[Stored entries]
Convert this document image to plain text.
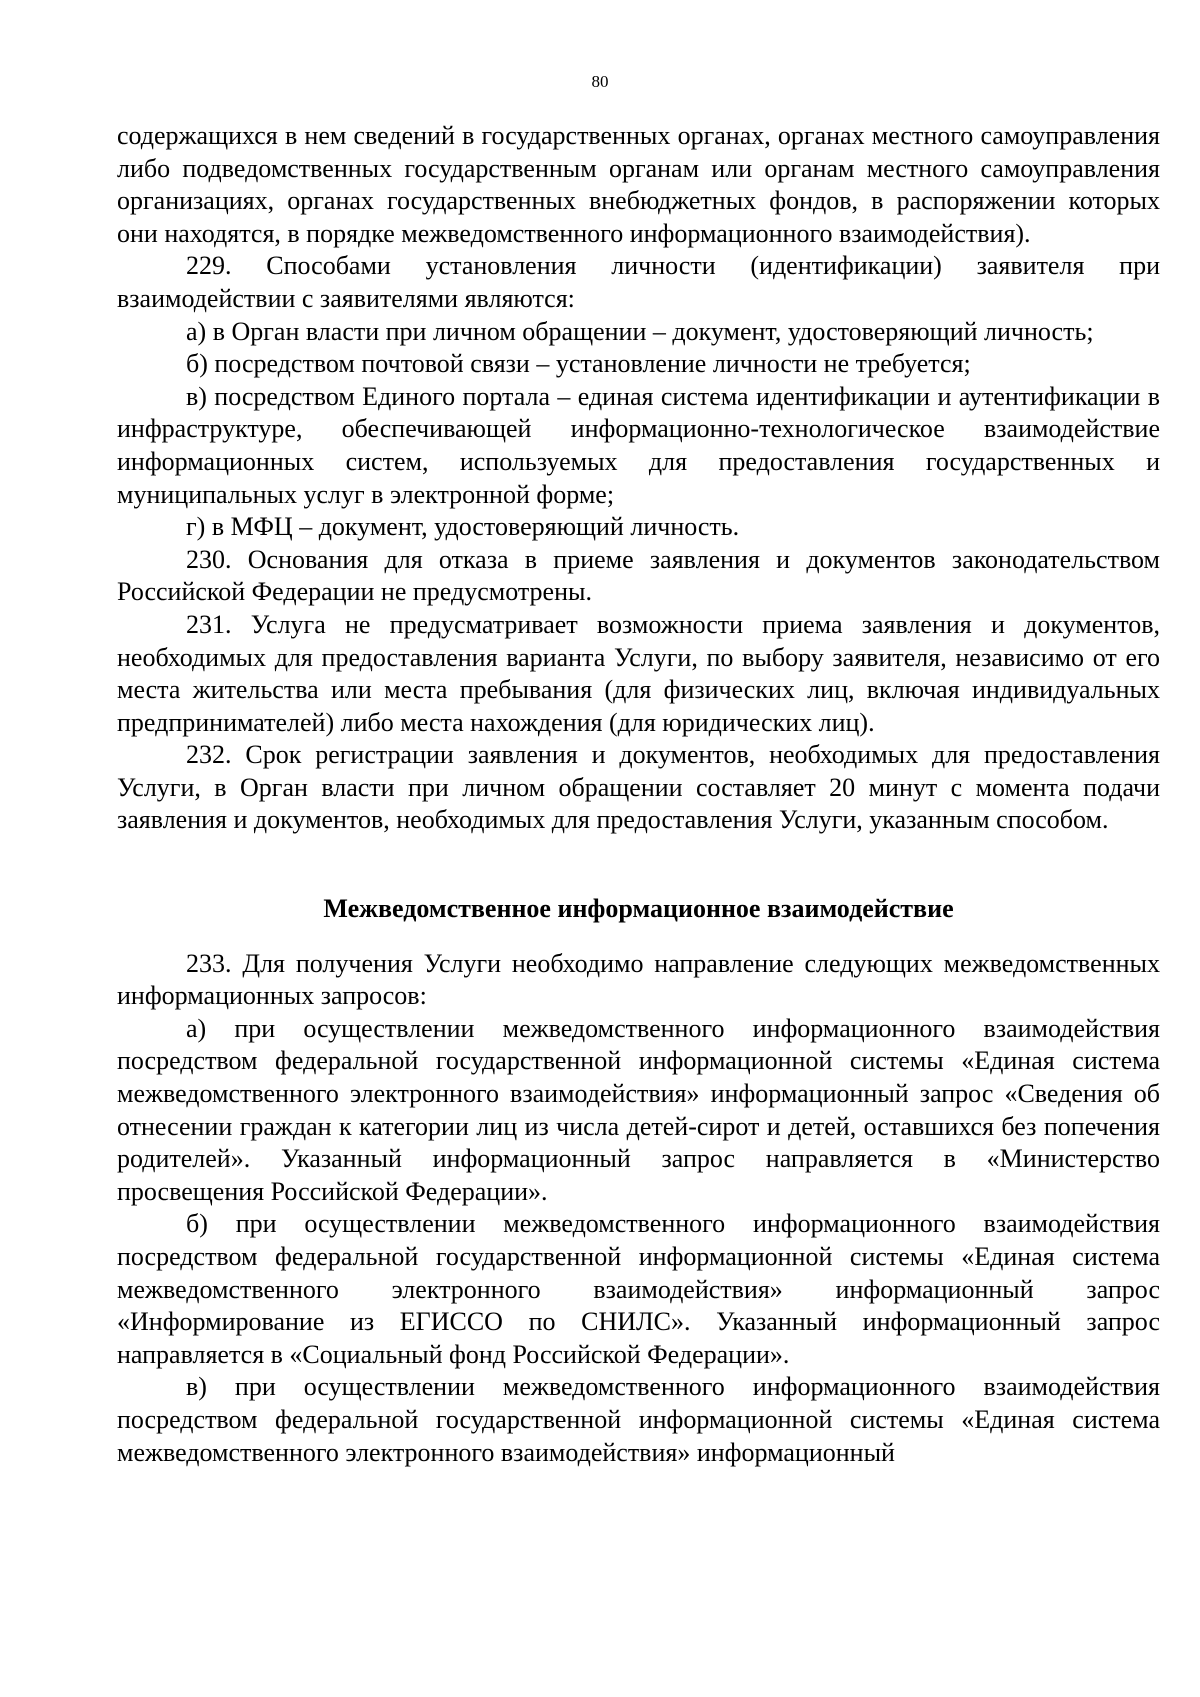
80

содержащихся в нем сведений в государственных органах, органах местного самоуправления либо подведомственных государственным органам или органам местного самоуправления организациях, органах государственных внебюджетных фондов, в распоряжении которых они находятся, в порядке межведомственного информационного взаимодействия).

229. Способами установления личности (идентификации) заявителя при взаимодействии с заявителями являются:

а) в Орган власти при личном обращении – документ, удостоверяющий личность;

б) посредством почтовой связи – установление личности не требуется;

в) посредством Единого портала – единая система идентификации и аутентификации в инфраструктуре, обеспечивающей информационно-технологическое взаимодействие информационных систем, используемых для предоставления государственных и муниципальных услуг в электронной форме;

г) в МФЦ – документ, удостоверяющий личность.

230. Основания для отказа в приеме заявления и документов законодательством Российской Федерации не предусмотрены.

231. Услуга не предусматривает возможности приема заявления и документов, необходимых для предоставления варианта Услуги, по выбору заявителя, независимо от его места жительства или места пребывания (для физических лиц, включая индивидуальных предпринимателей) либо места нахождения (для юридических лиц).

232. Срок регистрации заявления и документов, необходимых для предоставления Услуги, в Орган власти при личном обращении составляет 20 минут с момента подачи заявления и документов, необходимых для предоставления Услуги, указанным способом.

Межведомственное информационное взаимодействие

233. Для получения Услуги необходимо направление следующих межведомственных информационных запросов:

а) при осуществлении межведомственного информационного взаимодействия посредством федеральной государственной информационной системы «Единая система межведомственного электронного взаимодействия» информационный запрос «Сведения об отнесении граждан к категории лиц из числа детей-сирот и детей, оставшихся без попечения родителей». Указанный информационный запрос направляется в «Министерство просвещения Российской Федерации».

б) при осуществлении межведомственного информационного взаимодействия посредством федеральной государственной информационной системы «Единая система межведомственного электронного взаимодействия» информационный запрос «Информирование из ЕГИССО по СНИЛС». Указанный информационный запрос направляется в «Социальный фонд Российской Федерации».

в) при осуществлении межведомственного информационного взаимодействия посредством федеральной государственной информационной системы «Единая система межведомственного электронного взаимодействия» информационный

▸ Task brief
In this exercise, set down all of the data exactly, without the pictures.

▸ The output
Convert this document image to plain text.
80

содержащихся в нем сведений в государственных органах, органах местного самоуправления либо подведомственных государственным органам или органам местного самоуправления организациях, органах государственных внебюджетных фондов, в распоряжении которых они находятся, в порядке межведомственного информационного взаимодействия).

229. Способами установления личности (идентификации) заявителя при взаимодействии с заявителями являются:

а) в Орган власти при личном обращении – документ, удостоверяющий личность;

б) посредством почтовой связи – установление личности не требуется;

в) посредством Единого портала – единая система идентификации и аутентификации в инфраструктуре, обеспечивающей информационно-технологическое взаимодействие информационных систем, используемых для предоставления государственных и муниципальных услуг в электронной форме;

г) в МФЦ – документ, удостоверяющий личность.

230. Основания для отказа в приеме заявления и документов законодательством Российской Федерации не предусмотрены.

231. Услуга не предусматривает возможности приема заявления и документов, необходимых для предоставления варианта Услуги, по выбору заявителя, независимо от его места жительства или места пребывания (для физических лиц, включая индивидуальных предпринимателей) либо места нахождения (для юридических лиц).

232. Срок регистрации заявления и документов, необходимых для предоставления Услуги, в Орган власти при личном обращении составляет 20 минут с момента подачи заявления и документов, необходимых для предоставления Услуги, указанным способом.

Межведомственное информационное взаимодействие

233. Для получения Услуги необходимо направление следующих межведомственных информационных запросов:

а) при осуществлении межведомственного информационного взаимодействия посредством федеральной государственной информационной системы «Единая система межведомственного электронного взаимодействия» информационный запрос «Сведения об отнесении граждан к категории лиц из числа детей-сирот и детей, оставшихся без попечения родителей». Указанный информационный запрос направляется в «Министерство просвещения Российской Федерации».

б) при осуществлении межведомственного информационного взаимодействия посредством федеральной государственной информационной системы «Единая система межведомственного электронного взаимодействия» информационный запрос «Информирование из ЕГИССО по СНИЛС». Указанный информационный запрос направляется в «Социальный фонд Российской Федерации».

в) при осуществлении межведомственного информационного взаимодействия посредством федеральной государственной информационной системы «Единая система межведомственного электронного взаимодействия» информационный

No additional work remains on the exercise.